Data items
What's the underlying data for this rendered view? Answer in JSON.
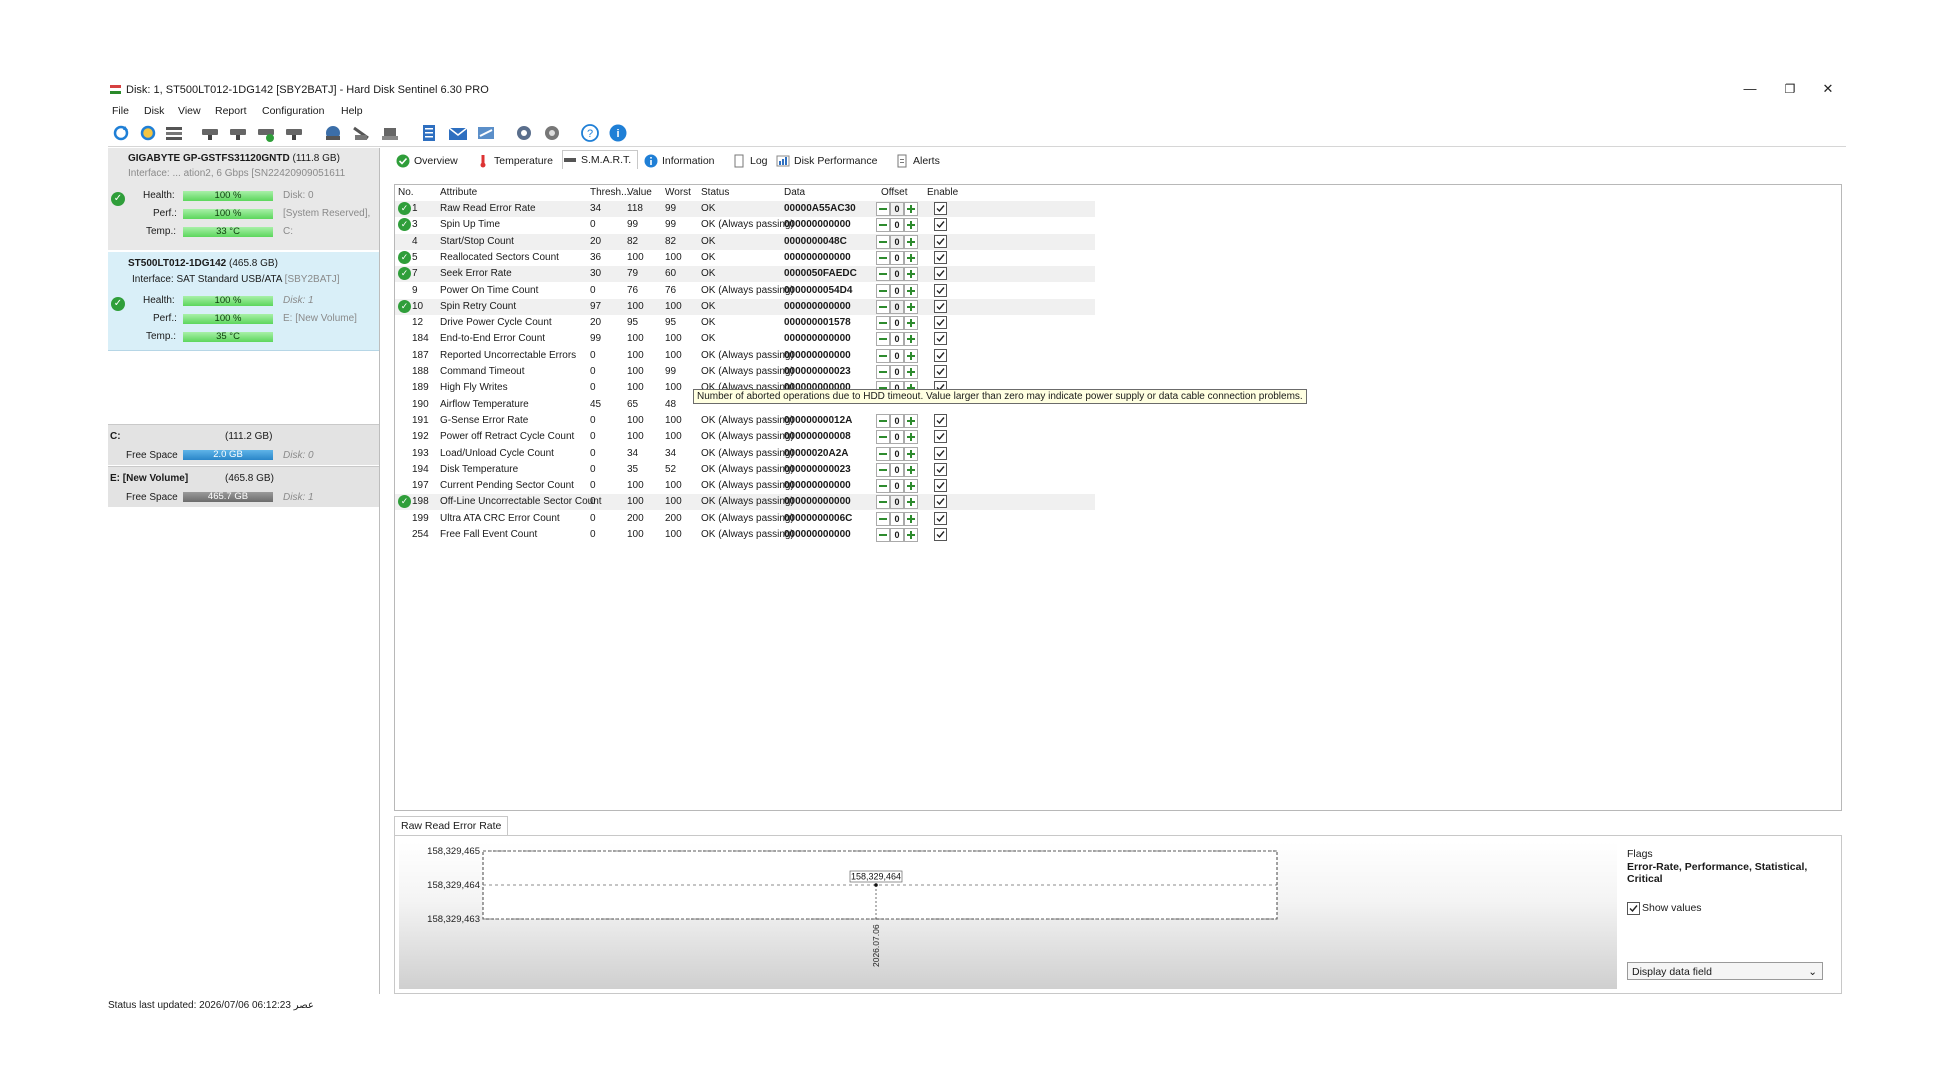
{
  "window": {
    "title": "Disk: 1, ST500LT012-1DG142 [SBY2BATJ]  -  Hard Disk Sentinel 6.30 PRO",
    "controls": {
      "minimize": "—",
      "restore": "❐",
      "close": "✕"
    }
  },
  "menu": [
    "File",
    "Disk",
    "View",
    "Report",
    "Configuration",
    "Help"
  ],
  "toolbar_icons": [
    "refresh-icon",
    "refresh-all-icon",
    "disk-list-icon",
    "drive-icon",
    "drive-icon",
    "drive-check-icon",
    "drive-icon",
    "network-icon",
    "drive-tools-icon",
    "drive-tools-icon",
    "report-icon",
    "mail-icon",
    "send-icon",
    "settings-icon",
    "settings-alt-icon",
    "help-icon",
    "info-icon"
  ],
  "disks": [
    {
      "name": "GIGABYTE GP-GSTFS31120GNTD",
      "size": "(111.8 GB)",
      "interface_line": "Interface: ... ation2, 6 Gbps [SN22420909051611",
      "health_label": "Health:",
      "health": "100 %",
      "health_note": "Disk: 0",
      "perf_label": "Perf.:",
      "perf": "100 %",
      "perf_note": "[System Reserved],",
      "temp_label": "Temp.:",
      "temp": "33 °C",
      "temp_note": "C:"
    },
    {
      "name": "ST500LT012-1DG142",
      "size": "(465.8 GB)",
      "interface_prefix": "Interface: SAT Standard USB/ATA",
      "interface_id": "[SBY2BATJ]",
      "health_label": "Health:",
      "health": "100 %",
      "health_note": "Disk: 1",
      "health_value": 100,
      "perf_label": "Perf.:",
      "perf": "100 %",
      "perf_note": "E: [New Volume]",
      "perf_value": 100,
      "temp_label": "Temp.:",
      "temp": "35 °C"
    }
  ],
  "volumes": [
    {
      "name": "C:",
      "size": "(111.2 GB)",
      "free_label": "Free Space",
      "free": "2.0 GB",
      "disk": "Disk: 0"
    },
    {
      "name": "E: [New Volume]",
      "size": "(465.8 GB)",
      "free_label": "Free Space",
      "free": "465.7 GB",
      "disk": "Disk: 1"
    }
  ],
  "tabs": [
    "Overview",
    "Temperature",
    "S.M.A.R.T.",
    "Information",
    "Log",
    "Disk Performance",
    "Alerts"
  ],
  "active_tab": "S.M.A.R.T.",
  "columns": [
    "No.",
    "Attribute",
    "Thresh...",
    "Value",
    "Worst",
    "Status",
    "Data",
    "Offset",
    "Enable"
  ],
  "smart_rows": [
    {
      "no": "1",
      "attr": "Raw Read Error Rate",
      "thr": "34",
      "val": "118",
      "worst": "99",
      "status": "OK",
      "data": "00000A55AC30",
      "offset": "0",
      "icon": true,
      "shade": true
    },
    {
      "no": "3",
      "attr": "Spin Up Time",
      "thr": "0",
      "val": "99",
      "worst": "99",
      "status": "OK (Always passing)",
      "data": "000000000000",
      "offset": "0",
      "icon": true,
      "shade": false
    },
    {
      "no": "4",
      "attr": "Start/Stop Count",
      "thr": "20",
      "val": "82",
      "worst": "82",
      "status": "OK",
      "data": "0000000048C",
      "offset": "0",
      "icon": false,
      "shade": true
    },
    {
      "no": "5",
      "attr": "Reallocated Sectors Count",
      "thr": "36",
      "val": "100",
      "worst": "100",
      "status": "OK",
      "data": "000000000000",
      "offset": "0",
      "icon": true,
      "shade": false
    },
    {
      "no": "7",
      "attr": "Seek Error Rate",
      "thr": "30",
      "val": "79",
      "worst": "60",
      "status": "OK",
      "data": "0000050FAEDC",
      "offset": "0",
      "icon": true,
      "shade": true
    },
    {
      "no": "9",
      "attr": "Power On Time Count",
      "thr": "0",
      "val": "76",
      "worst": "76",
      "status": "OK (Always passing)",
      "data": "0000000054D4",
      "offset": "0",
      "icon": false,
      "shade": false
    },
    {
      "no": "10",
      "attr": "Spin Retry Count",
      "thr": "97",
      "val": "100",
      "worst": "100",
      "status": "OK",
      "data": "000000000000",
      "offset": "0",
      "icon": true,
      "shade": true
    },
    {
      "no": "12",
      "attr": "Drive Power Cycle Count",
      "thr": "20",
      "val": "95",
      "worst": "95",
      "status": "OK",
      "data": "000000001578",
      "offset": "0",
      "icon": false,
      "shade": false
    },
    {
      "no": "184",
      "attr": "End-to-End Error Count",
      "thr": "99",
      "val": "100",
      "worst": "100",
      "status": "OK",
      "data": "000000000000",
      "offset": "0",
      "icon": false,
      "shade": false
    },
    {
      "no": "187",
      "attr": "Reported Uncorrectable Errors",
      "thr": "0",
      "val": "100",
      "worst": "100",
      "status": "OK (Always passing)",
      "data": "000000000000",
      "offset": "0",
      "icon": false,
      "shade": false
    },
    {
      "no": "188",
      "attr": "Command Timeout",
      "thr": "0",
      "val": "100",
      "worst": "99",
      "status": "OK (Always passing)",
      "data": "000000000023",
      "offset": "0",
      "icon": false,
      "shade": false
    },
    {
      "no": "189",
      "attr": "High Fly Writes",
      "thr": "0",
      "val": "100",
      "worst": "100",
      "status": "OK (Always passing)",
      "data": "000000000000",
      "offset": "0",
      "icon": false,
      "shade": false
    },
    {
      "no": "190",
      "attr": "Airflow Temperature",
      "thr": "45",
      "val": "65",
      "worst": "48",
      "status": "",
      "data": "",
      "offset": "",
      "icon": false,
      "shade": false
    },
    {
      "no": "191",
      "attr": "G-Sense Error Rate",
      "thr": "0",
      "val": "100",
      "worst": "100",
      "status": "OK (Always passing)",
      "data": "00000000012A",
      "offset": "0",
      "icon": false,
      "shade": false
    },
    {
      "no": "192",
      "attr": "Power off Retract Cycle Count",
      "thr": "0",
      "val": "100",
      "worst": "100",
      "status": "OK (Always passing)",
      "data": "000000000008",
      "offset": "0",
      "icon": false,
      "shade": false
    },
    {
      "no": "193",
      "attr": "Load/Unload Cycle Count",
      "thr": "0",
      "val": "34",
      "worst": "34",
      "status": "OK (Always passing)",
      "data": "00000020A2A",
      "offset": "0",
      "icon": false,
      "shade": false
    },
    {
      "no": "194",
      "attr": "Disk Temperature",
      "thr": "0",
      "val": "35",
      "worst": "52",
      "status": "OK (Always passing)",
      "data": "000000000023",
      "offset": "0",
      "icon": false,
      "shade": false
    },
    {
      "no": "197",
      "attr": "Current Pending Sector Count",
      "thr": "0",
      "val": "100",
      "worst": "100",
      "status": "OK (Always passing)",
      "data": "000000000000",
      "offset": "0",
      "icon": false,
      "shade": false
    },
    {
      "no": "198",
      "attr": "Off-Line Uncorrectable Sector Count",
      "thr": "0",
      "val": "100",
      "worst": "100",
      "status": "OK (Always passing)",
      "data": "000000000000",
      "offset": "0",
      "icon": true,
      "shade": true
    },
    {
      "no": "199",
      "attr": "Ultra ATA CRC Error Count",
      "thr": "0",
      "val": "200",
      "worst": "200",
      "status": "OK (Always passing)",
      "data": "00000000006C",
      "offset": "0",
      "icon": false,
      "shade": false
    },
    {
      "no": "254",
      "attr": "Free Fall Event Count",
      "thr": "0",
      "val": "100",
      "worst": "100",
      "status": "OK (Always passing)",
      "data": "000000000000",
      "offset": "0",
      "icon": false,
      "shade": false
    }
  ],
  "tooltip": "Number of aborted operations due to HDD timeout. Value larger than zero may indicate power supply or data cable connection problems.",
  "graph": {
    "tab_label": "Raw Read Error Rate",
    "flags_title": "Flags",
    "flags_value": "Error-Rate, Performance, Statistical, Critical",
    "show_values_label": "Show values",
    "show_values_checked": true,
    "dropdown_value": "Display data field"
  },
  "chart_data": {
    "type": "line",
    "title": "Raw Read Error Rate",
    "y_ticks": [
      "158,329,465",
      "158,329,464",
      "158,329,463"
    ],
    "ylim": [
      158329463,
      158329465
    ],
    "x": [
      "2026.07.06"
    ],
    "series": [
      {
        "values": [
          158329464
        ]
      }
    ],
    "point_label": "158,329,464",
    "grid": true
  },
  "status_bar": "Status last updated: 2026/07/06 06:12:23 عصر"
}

Aim
Give the count of lines in the listing that hold the word "name", with no other text.

Task answer
4